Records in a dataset
════════════════════
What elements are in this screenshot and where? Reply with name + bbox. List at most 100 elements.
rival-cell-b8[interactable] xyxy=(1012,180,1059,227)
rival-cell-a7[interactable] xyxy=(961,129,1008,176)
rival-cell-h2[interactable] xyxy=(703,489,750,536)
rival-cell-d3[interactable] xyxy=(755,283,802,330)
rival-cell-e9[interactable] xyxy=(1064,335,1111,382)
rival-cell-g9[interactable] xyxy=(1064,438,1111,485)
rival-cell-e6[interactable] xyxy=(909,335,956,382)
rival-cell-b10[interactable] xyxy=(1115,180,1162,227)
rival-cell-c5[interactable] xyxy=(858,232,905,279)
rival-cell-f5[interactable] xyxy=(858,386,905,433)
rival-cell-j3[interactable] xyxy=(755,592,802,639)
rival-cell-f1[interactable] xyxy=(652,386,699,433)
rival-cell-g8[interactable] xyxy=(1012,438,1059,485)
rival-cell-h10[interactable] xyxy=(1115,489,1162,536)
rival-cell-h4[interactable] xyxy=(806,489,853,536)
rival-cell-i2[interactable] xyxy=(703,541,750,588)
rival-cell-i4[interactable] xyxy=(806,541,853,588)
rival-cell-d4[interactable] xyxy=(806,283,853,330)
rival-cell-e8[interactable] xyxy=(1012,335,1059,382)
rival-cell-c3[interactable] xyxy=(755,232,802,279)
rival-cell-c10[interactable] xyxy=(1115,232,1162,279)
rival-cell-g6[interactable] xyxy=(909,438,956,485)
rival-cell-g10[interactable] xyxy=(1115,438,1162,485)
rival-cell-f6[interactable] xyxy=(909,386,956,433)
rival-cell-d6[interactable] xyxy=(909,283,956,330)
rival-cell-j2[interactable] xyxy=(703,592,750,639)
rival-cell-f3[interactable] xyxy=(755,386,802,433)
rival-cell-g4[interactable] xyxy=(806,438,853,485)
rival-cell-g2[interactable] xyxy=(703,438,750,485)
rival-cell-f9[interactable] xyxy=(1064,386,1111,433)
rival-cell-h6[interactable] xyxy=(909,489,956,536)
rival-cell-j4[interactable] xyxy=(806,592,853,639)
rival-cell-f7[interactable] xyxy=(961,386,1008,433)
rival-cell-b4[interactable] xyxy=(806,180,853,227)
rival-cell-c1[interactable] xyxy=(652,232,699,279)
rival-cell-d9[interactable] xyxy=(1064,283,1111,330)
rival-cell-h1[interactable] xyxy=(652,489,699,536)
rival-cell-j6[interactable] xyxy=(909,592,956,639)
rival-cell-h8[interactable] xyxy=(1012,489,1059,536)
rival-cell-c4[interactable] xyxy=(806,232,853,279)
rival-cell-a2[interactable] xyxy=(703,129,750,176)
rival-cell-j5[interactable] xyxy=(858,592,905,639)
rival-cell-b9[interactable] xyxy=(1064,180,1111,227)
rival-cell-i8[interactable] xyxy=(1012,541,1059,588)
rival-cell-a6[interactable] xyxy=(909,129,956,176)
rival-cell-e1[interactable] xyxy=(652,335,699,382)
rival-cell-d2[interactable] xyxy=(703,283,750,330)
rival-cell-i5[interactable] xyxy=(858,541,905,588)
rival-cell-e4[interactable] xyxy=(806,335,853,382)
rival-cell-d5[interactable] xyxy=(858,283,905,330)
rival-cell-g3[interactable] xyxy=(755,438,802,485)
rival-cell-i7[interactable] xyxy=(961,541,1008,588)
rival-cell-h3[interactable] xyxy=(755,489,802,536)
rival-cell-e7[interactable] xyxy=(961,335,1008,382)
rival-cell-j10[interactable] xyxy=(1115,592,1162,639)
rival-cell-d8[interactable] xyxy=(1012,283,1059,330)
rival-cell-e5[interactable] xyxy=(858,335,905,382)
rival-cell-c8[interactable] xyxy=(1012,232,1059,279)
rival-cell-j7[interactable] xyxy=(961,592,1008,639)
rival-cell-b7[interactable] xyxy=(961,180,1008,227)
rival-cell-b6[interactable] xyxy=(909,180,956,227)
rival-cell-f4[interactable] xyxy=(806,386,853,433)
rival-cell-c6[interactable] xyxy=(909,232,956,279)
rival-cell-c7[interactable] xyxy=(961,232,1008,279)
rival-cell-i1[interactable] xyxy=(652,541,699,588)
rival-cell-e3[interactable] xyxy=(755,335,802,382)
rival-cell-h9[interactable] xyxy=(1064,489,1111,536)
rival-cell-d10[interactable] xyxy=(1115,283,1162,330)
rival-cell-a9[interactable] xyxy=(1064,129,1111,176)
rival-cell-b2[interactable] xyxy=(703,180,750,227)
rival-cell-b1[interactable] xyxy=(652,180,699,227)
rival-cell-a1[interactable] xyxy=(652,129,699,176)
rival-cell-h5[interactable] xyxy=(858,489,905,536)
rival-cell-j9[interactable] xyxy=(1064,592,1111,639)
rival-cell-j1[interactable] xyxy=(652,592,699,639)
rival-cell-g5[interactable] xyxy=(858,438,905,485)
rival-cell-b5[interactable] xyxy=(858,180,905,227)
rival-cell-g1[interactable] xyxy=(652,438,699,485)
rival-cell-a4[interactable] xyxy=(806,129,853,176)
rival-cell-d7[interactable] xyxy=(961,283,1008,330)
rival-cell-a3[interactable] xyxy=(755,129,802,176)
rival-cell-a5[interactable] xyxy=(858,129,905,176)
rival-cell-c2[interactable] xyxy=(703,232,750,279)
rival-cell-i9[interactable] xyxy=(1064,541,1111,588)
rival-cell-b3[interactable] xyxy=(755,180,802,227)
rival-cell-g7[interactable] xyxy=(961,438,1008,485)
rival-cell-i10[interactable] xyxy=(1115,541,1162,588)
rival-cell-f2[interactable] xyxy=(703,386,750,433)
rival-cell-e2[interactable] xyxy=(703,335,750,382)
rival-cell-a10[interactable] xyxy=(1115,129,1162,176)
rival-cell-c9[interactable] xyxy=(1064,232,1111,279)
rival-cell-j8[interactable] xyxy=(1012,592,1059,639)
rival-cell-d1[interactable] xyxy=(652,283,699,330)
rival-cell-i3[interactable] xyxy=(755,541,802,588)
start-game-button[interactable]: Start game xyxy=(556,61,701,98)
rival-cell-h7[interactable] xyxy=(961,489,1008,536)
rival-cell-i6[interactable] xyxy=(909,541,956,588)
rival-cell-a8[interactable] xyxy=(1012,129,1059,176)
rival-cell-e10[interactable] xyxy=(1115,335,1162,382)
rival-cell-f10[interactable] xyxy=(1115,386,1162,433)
════════════════════
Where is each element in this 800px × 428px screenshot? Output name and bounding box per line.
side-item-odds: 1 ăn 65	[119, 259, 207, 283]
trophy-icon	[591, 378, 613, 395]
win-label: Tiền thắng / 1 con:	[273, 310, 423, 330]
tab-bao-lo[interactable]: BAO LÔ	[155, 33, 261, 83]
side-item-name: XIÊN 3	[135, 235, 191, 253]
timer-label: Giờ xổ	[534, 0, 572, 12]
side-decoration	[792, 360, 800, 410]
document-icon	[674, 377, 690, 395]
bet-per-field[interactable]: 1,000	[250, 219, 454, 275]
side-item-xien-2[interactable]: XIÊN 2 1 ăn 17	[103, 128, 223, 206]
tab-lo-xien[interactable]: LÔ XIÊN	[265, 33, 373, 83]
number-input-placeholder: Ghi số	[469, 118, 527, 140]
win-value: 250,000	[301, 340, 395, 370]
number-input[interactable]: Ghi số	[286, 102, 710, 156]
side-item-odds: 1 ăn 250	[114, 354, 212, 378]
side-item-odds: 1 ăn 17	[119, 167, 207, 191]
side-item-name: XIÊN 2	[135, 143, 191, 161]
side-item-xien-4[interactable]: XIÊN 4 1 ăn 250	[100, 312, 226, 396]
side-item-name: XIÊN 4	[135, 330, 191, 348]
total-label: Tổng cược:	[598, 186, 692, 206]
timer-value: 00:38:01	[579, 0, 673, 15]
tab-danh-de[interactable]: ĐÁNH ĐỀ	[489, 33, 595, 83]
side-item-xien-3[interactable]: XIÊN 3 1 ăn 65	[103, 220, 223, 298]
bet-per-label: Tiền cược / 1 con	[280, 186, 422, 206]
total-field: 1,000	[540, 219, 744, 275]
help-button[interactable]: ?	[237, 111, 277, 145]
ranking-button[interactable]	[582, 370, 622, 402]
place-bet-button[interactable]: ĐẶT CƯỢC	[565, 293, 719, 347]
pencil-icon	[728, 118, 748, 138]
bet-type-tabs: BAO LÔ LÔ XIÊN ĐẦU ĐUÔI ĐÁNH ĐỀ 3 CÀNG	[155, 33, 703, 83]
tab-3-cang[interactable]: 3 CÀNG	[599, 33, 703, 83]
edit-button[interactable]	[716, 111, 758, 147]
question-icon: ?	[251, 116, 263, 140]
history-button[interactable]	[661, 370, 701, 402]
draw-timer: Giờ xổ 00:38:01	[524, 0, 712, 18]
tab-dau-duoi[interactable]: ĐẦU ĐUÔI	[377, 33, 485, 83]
════════════════════
- Set problem -
Render the lines from the one containing "What elements are" through the one containing "rival-cell-j3[interactable] xyxy=(755,592,802,639)" as a Markdown table with the columns Row and Item line, leaving out any blank lines.

- Answer for this exercise -
| Row | Item line |
|---|---|
| 1 | What elements are in this screenshot and where? Reply with name + bbox. List at most 100 elements. |
| 2 | rival-cell-b8[interactable] xyxy=(1012,180,1059,227) |
| 3 | rival-cell-a7[interactable] xyxy=(961,129,1008,176) |
| 4 | rival-cell-h2[interactable] xyxy=(703,489,750,536) |
| 5 | rival-cell-d3[interactable] xyxy=(755,283,802,330) |
| 6 | rival-cell-e9[interactable] xyxy=(1064,335,1111,382) |
| 7 | rival-cell-g9[interactable] xyxy=(1064,438,1111,485) |
| 8 | rival-cell-e6[interactable] xyxy=(909,335,956,382) |
| 9 | rival-cell-b10[interactable] xyxy=(1115,180,1162,227) |
| 10 | rival-cell-c5[interactable] xyxy=(858,232,905,279) |
| 11 | rival-cell-f5[interactable] xyxy=(858,386,905,433) |
| 12 | rival-cell-j3[interactable] xyxy=(755,592,802,639) |